Informe o canal que lançará o filme, segundo o trecho sobre o documentário Fake News – Made in Brazil.

--- TRECHO DO TEXTO ---

Está em processo de finalização e será lançado este ano pelo canal Curta! o documentário Fake News – Made in Brazil. Produção da Base#1 Filmes, viabilizada através do Fundo Setorial do Audiovisual (FSA), o filme busca ampliar o leque de análise do fenômeno. Sem se restringir a casos específicos, os diretores André Fran e Rodrigo Cebrian abordam o impacto das fake news não apenas nas democracias, cada vez mais sujeitas a esse tipo de estratégia de manipulação. Eles também buscam entender o fenômeno sob a ótica das leis, além de analisar suas repercussões no cotidiano das pessoas e em sua vida particular. André Fran acumula experiência no tema, já tendo produzido para a Globonews, em 2017, o documetário "Fake News - Baseado em Fatos Reais", que analisou, entre outros, os casos do Brexit e da eleição de Trump. Focado no Brasil, o novo projeto mostra como as fake news são usadas com objetivos financeiros.A ideia agora é elucidar cada passo do ciclo da notícia falsa, "partindo da criação, passando pela disseminação e chegando à análise de seus efeitos práticos", diz Fran. Na entrevista a seguir concedida ao Portal IMPRENSA por telefone, em meio a uma série de compromissos para a finalização do documentário, ele conta que conversou para o projeto com juristas, antropólogos e especialistas em mídia e comunicação.
Redação IMPRENSA - Como surgiu o projeto "Fake News – Made in Brazil"?

--- INFORMAÇÕES FORNECIDAS ---

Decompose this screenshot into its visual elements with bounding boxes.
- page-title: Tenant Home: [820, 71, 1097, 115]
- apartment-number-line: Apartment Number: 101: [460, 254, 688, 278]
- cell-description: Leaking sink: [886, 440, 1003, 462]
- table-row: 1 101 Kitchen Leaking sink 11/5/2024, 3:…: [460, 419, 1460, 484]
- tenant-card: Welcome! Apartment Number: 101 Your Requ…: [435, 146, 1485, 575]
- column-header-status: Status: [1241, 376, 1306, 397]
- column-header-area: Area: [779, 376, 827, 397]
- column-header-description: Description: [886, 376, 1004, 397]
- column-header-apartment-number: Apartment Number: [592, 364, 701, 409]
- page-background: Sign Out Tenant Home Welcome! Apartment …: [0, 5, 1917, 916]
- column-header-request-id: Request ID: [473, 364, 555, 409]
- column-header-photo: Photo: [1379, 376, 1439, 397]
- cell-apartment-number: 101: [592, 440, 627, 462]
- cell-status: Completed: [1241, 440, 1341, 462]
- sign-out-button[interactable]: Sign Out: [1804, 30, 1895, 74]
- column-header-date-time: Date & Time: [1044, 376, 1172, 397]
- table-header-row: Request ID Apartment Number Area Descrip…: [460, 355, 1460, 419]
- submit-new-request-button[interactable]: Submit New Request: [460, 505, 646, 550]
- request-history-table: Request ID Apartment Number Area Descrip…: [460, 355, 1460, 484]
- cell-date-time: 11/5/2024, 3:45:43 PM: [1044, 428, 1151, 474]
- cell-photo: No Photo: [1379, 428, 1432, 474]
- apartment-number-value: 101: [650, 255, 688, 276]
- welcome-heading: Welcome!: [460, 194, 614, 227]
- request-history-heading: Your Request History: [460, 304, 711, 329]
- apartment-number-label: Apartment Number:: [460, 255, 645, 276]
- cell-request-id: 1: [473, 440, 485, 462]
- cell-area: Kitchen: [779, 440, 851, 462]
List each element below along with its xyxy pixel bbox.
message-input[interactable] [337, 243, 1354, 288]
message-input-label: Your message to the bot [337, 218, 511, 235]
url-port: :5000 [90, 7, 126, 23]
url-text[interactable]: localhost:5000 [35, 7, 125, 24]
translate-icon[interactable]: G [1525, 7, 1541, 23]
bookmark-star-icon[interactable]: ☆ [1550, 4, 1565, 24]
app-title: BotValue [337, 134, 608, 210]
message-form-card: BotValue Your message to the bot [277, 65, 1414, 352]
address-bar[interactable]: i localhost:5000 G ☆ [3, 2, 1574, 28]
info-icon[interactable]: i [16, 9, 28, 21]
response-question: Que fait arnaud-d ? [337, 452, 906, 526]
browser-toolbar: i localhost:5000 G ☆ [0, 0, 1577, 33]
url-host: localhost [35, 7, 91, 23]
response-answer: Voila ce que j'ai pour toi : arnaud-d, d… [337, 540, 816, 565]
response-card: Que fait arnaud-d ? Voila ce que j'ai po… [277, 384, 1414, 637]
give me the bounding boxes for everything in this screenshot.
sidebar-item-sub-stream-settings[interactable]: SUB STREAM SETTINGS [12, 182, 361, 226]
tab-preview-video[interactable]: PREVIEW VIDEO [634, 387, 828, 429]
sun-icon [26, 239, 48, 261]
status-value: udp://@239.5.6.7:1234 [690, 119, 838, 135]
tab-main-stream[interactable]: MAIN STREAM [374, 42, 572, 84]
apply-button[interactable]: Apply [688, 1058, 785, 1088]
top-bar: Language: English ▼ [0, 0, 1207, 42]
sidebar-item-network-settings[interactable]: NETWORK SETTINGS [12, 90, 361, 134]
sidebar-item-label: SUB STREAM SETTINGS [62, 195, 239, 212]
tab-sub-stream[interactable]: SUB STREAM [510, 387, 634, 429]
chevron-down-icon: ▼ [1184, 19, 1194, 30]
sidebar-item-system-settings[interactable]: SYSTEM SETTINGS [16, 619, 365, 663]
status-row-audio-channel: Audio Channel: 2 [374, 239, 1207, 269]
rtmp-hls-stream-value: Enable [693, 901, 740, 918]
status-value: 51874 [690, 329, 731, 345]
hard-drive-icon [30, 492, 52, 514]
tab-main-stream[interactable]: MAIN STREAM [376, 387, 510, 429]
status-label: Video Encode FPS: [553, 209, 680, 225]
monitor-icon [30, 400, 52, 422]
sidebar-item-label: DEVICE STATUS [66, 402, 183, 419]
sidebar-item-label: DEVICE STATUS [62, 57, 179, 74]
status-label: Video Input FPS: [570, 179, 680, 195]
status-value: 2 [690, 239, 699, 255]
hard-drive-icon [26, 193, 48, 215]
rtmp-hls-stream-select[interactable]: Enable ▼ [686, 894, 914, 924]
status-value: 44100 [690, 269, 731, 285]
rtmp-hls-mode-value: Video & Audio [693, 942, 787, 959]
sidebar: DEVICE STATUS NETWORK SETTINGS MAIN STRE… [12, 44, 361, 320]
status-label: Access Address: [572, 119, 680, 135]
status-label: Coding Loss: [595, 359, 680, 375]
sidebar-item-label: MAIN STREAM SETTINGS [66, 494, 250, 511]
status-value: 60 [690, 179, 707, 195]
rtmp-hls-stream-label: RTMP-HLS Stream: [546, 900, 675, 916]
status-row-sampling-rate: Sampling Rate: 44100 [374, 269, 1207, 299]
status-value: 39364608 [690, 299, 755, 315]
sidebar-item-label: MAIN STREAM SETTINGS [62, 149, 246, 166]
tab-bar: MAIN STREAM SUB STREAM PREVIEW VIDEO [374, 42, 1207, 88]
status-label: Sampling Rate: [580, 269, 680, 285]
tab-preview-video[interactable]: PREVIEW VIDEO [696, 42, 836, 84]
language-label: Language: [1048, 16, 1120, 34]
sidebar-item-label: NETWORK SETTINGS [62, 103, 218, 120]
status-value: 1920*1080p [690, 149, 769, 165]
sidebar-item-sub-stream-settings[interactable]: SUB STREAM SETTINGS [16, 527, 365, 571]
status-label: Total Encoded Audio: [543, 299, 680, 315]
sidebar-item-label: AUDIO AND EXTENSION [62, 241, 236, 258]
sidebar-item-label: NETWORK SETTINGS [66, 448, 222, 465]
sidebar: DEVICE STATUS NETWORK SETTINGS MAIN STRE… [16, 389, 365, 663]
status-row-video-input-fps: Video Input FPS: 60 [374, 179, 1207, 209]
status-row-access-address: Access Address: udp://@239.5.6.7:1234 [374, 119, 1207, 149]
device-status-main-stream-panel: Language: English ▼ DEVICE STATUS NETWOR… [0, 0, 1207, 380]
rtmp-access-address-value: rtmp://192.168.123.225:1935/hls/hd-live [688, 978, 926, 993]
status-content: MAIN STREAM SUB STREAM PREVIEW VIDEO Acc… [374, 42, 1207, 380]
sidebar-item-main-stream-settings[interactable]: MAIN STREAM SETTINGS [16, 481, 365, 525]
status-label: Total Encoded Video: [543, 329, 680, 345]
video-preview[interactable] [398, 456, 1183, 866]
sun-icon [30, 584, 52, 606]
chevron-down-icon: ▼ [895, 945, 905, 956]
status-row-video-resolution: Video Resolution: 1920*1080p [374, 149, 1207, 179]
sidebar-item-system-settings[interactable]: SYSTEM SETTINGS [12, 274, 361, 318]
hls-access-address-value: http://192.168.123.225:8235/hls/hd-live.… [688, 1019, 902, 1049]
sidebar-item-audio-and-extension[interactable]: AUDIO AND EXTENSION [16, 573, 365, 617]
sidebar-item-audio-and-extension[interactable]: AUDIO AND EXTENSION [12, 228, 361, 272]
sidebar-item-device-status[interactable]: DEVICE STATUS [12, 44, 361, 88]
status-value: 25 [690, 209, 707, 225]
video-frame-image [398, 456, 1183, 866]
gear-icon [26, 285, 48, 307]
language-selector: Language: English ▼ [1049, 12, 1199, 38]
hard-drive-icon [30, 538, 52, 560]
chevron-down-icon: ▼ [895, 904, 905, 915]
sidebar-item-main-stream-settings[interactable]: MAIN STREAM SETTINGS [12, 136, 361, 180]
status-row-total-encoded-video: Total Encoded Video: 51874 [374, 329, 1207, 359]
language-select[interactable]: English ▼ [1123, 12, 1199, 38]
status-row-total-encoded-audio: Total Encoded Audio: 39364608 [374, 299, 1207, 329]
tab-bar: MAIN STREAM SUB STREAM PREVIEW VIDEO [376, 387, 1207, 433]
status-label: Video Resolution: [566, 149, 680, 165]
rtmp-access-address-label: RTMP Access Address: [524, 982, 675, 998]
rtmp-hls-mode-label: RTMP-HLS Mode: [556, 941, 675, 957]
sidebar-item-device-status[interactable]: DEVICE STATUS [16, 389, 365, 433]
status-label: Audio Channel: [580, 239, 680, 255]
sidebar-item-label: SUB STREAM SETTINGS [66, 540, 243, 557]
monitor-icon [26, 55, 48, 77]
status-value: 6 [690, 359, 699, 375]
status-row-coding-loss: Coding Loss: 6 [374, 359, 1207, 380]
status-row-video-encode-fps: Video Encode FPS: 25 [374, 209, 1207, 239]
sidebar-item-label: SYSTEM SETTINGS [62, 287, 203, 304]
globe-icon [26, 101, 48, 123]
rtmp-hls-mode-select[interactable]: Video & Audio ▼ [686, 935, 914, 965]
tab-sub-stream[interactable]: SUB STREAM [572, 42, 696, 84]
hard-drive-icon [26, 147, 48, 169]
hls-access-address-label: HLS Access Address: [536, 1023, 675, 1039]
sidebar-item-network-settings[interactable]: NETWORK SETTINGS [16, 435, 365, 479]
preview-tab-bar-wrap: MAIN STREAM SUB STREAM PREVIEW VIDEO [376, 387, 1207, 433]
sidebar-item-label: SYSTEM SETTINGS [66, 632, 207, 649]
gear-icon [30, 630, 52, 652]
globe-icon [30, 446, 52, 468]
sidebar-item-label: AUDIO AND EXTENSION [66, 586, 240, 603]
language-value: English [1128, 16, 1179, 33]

---

__RESPOSTA ESCRITA__
O documentário será lançado pelo canal Curta!